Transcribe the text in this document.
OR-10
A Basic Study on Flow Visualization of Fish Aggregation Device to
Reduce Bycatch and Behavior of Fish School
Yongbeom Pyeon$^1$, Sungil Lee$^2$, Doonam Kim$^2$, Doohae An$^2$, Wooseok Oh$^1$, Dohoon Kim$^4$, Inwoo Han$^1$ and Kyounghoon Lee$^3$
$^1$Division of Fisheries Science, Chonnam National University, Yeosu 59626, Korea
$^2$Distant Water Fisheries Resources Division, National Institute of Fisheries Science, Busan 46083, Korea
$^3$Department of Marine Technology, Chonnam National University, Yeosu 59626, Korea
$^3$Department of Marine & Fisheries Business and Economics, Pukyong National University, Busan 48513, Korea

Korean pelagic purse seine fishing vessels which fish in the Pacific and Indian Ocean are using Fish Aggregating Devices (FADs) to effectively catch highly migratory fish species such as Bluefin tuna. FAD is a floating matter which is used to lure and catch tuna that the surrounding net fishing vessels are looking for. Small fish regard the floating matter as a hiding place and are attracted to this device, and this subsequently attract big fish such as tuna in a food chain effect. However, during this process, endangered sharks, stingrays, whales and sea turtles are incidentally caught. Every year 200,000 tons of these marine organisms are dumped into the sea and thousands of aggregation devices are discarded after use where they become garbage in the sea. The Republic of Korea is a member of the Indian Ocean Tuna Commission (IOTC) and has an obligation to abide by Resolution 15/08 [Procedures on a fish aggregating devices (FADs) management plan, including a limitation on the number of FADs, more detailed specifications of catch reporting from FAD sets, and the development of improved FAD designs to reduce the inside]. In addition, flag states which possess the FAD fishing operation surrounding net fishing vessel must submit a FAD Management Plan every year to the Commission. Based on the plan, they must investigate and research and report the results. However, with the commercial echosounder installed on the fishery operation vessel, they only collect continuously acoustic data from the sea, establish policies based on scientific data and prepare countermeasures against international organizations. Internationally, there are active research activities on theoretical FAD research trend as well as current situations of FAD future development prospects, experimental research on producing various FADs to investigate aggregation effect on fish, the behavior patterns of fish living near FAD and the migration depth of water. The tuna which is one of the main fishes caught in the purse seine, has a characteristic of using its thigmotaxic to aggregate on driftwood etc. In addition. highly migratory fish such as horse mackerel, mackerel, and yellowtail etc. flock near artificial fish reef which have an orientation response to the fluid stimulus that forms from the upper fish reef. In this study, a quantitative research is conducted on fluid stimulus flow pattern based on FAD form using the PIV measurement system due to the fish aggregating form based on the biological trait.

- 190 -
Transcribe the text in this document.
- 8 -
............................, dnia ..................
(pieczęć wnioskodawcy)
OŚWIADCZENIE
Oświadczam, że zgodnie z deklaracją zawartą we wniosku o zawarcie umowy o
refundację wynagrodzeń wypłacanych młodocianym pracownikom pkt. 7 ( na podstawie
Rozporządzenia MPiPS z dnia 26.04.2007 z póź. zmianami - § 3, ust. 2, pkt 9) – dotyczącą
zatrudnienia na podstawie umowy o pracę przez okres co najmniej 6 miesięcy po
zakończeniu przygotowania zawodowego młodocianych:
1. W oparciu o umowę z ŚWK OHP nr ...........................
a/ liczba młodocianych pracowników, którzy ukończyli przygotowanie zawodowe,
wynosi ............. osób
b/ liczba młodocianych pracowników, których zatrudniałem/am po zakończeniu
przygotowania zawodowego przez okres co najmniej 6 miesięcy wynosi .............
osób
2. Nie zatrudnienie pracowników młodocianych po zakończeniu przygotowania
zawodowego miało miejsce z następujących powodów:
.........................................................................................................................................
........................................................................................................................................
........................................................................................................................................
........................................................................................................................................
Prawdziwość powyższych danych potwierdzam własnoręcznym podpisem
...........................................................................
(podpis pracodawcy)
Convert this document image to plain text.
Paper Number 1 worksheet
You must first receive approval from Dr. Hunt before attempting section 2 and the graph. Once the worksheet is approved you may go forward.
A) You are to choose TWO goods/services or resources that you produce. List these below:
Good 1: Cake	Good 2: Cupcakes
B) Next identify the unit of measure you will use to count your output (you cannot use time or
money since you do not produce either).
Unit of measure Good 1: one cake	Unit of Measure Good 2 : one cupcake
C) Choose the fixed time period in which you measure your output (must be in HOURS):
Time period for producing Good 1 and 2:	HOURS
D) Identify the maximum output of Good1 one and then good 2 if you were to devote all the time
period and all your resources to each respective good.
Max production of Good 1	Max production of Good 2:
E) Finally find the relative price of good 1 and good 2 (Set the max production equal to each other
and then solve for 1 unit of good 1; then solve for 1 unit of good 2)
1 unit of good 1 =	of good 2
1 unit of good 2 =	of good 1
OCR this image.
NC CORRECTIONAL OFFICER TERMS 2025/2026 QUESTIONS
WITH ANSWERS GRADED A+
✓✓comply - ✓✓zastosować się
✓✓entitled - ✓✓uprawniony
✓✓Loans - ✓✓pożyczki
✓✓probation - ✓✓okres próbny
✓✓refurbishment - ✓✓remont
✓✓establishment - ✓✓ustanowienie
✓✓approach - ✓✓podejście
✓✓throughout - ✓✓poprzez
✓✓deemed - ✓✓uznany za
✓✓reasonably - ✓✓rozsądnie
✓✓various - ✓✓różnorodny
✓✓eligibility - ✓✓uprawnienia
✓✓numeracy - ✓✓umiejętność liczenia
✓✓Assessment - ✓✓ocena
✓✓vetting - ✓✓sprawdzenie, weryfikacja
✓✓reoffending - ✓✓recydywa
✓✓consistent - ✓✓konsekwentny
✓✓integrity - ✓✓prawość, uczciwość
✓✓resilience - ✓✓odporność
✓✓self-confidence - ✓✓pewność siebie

--- --- ---

▸ Problem statement: Restate the listing above word for word.

▸ Solution to this task:
Transcribe the text in this document.
OR-10
A Basic Study on Flow Visualization of Fish Aggregation Device to
Reduce Bycatch and Behavior of Fish School
Yongbeom Pyeon$^1$, Sungil Lee$^2$, Doonam Kim$^2$, Doohae An$^2$, Wooseok Oh$^1$, Dohoon Kim$^4$, Inwoo Han$^1$ and Kyounghoon Lee$^3$
$^1$Division of Fisheries Science, Chonnam National University, Yeosu 59626, Korea
$^2$Distant Water Fisheries Resources Division, National Institute of Fisheries Science, Busan 46083, Korea
$^3$Department of Marine Technology, Chonnam National University, Yeosu 59626, Korea
$^3$Department of Marine & Fisheries Business and Economics, Pukyong National University, Busan 48513, Korea

Korean pelagic purse seine fishing vessels which fish in the Pacific and Indian Ocean are using Fish Aggregating Devices (FADs) to effectively catch highly migratory fish species such as Bluefin tuna. FAD is a floating matter which is used to lure and catch tuna that the surrounding net fishing vessels are looking for. Small fish regard the floating matter as a hiding place and are attracted to this device, and this subsequently attract big fish such as tuna in a food chain effect. However, during this process, endangered sharks, stingrays, whales and sea turtles are incidentally caught. Every year 200,000 tons of these marine organisms are dumped into the sea and thousands of aggregation devices are discarded after use where they become garbage in the sea. The Republic of Korea is a member of the Indian Ocean Tuna Commission (IOTC) and has an obligation to abide by Resolution 15/08 [Procedures on a fish aggregating devices (FADs) management plan, including a limitation on the number of FADs, more detailed specifications of catch reporting from FAD sets, and the development of improved FAD designs to reduce the inside]. In addition, flag states which possess the FAD fishing operation surrounding net fishing vessel must submit a FAD Management Plan every year to the Commission. Based on the plan, they must investigate and research and report the results. However, with the commercial echosounder installed on the fishery operation vessel, they only collect continuously acoustic data from the sea, establish policies based on scientific data and prepare countermeasures against international organizations. Internationally, there are active research activities on theoretical FAD research trend as well as current situations of FAD future development prospects, experimental research on producing various FADs to investigate aggregation effect on fish, the behavior patterns of fish living near FAD and the migration depth of water. The tuna which is one of the main fishes caught in the purse seine, has a characteristic of using its thigmotaxic to aggregate on driftwood etc. In addition. highly migratory fish such as horse mackerel, mackerel, and yellowtail etc. flock near artificial fish reef which have an orientation response to the fluid stimulus that forms from the upper fish reef. In this study, a quantitative research is conducted on fluid stimulus flow pattern based on FAD form using the PIV measurement system due to the fish aggregating form based on the biological trait.

- 190 -
Transcribe the text in this document.
- 8 -
............................, dnia ..................
(pieczęć wnioskodawcy)
OŚWIADCZENIE
Oświadczam, że zgodnie z deklaracją zawartą we wniosku o zawarcie umowy o
refundację wynagrodzeń wypłacanych młodocianym pracownikom pkt. 7 ( na podstawie
Rozporządzenia MPiPS z dnia 26.04.2007 z póź. zmianami - § 3, ust. 2, pkt 9) – dotyczącą
zatrudnienia na podstawie umowy o pracę przez okres co najmniej 6 miesięcy po
zakończeniu przygotowania zawodowego młodocianych:
1. W oparciu o umowę z ŚWK OHP nr ...........................
a/ liczba młodocianych pracowników, którzy ukończyli przygotowanie zawodowe,
wynosi ............. osób
b/ liczba młodocianych pracowników, których zatrudniałem/am po zakończeniu
przygotowania zawodowego przez okres co najmniej 6 miesięcy wynosi .............
osób
2. Nie zatrudnienie pracowników młodocianych po zakończeniu przygotowania
zawodowego miało miejsce z następujących powodów:
.........................................................................................................................................
........................................................................................................................................
........................................................................................................................................
........................................................................................................................................
Prawdziwość powyższych danych potwierdzam własnoręcznym podpisem
...........................................................................
(podpis pracodawcy)
Convert this document image to plain text.
Paper Number 1 worksheet
You must first receive approval from Dr. Hunt before attempting section 2 and the graph. Once the worksheet is approved you may go forward.
A) You are to choose TWO goods/services or resources that you produce. List these below:
Good 1: Cake	Good 2: Cupcakes
B) Next identify the unit of measure you will use to count your output (you cannot use time or
money since you do not produce either).
Unit of measure Good 1: one cake	Unit of Measure Good 2 : one cupcake
C) Choose the fixed time period in which you measure your output (must be in HOURS):
Time period for producing Good 1 and 2:	HOURS
D) Identify the maximum output of Good1 one and then good 2 if you were to devote all the time
period and all your resources to each respective good.
Max production of Good 1	Max production of Good 2:
E) Finally find the relative price of good 1 and good 2 (Set the max production equal to each other
and then solve for 1 unit of good 1; then solve for 1 unit of good 2)
1 unit of good 1 =	of good 2
1 unit of good 2 =	of good 1
OCR this image.
NC CORRECTIONAL OFFICER TERMS 2025/2026 QUESTIONS
WITH ANSWERS GRADED A+
✓✓comply - ✓✓zastosować się
✓✓entitled - ✓✓uprawniony
✓✓Loans - ✓✓pożyczki
✓✓probation - ✓✓okres próbny
✓✓refurbishment - ✓✓remont
✓✓establishment - ✓✓ustanowienie
✓✓approach - ✓✓podejście
✓✓throughout - ✓✓poprzez
✓✓deemed - ✓✓uznany za
✓✓reasonably - ✓✓rozsądnie
✓✓various - ✓✓różnorodny
✓✓eligibility - ✓✓uprawnienia
✓✓numeracy - ✓✓umiejętność liczenia
✓✓Assessment - ✓✓ocena
✓✓vetting - ✓✓sprawdzenie, weryfikacja
✓✓reoffending - ✓✓recydywa
✓✓consistent - ✓✓konsekwentny
✓✓integrity - ✓✓prawość, uczciwość
✓✓resilience - ✓✓odporność
✓✓self-confidence - ✓✓pewność siebie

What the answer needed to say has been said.